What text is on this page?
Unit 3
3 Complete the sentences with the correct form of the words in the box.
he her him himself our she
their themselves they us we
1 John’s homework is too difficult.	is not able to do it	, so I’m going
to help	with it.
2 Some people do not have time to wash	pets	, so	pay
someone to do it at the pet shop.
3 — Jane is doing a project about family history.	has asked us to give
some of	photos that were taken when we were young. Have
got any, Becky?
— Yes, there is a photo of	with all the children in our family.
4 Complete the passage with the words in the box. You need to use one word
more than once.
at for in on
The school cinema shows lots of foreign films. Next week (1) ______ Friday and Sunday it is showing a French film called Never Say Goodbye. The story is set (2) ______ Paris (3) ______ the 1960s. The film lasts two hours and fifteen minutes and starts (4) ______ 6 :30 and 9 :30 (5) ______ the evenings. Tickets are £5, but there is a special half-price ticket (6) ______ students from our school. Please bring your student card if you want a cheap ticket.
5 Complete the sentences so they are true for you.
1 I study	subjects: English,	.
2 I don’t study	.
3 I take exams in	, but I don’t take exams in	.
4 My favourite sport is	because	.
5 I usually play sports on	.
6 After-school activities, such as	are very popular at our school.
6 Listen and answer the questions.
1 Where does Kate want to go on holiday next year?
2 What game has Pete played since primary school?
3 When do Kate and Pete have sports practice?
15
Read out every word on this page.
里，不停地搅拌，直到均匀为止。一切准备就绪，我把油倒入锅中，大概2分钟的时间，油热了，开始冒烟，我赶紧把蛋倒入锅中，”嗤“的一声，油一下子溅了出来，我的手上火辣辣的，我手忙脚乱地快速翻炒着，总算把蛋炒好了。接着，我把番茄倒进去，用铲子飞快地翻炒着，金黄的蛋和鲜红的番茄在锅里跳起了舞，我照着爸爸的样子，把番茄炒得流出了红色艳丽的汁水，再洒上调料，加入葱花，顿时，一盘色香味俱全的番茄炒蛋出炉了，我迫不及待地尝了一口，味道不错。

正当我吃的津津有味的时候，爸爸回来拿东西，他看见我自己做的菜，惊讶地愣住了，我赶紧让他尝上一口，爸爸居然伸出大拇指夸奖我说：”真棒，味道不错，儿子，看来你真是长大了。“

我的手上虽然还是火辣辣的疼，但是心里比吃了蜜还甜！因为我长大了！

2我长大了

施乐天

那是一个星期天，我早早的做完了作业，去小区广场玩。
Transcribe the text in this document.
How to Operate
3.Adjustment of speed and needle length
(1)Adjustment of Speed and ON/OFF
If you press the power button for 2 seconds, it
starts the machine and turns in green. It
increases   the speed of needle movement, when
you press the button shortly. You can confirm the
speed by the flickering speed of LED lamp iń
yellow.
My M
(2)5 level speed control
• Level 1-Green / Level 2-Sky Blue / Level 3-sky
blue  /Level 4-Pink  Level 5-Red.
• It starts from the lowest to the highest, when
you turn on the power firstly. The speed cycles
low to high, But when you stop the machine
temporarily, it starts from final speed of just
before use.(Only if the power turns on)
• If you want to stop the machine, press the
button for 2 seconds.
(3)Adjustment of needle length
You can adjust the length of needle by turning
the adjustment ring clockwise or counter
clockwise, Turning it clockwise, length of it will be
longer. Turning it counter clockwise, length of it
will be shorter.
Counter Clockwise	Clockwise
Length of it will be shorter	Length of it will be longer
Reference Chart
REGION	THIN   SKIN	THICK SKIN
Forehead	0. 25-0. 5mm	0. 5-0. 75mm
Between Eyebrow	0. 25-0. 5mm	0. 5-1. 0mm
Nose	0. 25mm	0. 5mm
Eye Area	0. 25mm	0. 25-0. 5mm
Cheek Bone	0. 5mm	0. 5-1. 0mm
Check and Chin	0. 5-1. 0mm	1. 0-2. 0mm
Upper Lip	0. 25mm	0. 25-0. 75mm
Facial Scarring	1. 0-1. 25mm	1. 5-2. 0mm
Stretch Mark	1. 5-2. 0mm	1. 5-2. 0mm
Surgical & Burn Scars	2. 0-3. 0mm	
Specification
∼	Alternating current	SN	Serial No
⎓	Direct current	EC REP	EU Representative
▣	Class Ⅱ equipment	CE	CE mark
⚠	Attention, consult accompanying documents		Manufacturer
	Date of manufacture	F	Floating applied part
****************
Short problem: Filter the listing above for the string "family" and copy every matching line.

Task solution:
3 — Jane is doing a project about family history.	has asked us to give
— Yes, there is a photo of	with all the children in our family.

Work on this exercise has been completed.